--- Short exercise ---
Copy out each line containing "Szwoleżerów" from the entries below.

--- Rows ---
=====

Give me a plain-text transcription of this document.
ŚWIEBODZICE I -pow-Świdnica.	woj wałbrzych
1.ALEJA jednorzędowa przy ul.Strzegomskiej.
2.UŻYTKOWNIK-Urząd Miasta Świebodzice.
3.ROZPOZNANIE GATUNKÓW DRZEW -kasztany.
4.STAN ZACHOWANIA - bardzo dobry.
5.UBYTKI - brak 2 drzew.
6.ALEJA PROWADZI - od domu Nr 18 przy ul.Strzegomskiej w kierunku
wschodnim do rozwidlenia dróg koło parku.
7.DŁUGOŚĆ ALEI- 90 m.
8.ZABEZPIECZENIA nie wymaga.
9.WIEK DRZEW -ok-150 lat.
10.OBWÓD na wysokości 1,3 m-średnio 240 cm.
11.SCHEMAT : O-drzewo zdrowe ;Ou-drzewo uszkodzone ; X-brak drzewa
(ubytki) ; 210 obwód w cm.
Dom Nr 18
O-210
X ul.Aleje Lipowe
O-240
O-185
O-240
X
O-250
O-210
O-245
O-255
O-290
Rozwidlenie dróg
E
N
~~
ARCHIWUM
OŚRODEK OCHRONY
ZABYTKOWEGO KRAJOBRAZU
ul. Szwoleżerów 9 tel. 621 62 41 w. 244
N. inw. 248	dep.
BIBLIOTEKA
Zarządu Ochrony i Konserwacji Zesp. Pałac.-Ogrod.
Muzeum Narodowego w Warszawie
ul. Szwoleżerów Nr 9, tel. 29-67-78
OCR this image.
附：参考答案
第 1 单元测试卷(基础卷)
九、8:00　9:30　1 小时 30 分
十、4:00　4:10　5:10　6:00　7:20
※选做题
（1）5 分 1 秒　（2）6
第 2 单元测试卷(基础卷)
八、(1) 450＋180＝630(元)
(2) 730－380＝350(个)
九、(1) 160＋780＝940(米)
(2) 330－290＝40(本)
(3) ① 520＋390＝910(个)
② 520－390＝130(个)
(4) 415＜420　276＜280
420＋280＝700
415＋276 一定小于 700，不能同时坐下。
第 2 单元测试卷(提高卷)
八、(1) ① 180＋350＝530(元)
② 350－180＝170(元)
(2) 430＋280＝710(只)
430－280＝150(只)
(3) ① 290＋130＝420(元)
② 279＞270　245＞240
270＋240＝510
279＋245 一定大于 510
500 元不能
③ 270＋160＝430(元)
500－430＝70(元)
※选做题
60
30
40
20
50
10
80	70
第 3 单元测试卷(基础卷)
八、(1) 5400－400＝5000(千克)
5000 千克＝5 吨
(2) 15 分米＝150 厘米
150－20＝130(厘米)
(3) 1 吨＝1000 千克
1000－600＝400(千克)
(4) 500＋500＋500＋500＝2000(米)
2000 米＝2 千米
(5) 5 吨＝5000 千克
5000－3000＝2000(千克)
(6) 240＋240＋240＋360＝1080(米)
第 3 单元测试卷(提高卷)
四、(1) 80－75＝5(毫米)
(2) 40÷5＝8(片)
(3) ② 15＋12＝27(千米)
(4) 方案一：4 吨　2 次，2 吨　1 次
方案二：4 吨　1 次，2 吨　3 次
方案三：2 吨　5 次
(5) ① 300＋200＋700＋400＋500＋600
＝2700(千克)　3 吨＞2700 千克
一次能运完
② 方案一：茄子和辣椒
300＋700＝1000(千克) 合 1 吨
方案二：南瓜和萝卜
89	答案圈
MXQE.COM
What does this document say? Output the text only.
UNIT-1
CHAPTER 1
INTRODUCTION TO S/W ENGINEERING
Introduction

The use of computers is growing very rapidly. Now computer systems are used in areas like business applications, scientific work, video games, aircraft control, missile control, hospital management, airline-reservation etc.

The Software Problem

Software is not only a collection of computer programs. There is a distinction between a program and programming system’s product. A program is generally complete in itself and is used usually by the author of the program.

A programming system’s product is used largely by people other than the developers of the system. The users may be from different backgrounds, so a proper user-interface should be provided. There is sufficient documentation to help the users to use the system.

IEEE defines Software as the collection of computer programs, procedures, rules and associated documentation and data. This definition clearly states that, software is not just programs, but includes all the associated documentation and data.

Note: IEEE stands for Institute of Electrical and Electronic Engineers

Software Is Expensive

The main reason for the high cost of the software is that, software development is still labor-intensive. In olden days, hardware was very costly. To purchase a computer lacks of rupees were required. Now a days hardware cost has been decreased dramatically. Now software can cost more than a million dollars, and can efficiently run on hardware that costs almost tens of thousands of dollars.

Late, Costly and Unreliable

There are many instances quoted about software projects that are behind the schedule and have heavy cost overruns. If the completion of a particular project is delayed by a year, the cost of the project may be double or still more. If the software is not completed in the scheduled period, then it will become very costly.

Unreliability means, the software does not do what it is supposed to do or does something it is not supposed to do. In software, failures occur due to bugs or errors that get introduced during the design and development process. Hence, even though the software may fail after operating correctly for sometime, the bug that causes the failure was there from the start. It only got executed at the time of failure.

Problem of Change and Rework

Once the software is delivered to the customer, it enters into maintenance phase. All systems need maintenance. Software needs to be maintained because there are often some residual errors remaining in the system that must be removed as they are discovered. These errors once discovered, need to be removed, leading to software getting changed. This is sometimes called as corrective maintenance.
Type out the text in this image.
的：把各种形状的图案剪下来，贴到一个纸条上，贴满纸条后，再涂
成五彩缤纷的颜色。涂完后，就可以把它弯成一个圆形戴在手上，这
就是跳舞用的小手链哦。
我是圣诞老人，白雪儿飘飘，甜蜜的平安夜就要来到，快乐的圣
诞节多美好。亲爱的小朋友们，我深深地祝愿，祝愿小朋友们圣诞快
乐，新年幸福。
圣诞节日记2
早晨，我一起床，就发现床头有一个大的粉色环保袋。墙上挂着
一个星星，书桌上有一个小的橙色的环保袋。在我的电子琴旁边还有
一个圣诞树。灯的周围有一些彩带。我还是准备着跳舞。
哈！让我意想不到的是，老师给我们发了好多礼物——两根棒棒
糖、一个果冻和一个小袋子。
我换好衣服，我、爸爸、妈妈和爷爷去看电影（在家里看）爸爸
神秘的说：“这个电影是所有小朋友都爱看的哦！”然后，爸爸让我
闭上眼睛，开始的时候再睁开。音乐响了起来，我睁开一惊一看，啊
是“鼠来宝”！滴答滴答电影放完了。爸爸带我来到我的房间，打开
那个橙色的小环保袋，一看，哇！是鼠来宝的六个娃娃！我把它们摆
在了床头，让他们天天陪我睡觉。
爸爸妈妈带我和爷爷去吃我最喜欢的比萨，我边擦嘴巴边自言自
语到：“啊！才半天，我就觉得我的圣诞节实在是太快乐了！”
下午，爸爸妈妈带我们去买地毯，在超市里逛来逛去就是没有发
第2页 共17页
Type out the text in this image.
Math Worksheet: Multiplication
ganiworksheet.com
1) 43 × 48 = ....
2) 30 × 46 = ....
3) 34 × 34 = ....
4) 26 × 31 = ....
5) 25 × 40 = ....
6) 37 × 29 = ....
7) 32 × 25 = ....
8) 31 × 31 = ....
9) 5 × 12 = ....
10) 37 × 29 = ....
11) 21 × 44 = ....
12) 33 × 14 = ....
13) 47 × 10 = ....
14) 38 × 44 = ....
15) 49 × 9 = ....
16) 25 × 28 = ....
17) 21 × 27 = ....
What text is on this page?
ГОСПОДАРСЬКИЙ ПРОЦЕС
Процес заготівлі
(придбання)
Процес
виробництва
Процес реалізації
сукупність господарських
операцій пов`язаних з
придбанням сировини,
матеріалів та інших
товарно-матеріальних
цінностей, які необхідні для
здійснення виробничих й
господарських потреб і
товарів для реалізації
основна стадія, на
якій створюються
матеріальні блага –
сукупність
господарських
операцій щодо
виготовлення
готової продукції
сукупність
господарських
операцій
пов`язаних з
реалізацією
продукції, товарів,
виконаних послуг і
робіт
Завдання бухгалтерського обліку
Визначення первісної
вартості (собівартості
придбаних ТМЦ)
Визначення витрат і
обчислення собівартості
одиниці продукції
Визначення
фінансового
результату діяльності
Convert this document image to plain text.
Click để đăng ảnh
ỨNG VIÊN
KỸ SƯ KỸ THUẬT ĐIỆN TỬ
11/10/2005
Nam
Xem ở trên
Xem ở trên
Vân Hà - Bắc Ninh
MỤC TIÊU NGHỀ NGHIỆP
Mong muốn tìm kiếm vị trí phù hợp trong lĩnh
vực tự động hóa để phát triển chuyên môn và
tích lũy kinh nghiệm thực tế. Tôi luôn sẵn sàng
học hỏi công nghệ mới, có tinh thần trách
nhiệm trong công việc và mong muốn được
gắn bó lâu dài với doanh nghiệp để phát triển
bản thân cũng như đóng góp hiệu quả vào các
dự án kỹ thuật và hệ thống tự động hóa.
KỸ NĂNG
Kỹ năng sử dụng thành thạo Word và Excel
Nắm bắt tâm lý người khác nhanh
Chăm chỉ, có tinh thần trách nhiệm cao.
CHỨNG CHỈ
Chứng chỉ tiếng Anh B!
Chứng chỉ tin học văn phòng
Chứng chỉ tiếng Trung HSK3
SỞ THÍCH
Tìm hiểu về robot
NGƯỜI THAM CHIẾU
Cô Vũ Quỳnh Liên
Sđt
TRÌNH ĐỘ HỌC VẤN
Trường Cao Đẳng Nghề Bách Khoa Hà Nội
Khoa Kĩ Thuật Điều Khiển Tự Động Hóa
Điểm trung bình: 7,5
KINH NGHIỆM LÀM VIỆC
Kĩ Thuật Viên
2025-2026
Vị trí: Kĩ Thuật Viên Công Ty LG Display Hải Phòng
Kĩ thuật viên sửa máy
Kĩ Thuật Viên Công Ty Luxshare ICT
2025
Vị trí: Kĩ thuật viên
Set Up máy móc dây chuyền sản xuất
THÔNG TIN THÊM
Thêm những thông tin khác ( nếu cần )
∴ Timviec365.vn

=====

--- The response ---
ul. Szwoleżerów 9 tel. 621 62 41 w. 244
ul. Szwoleżerów Nr 9, tel. 29-67-78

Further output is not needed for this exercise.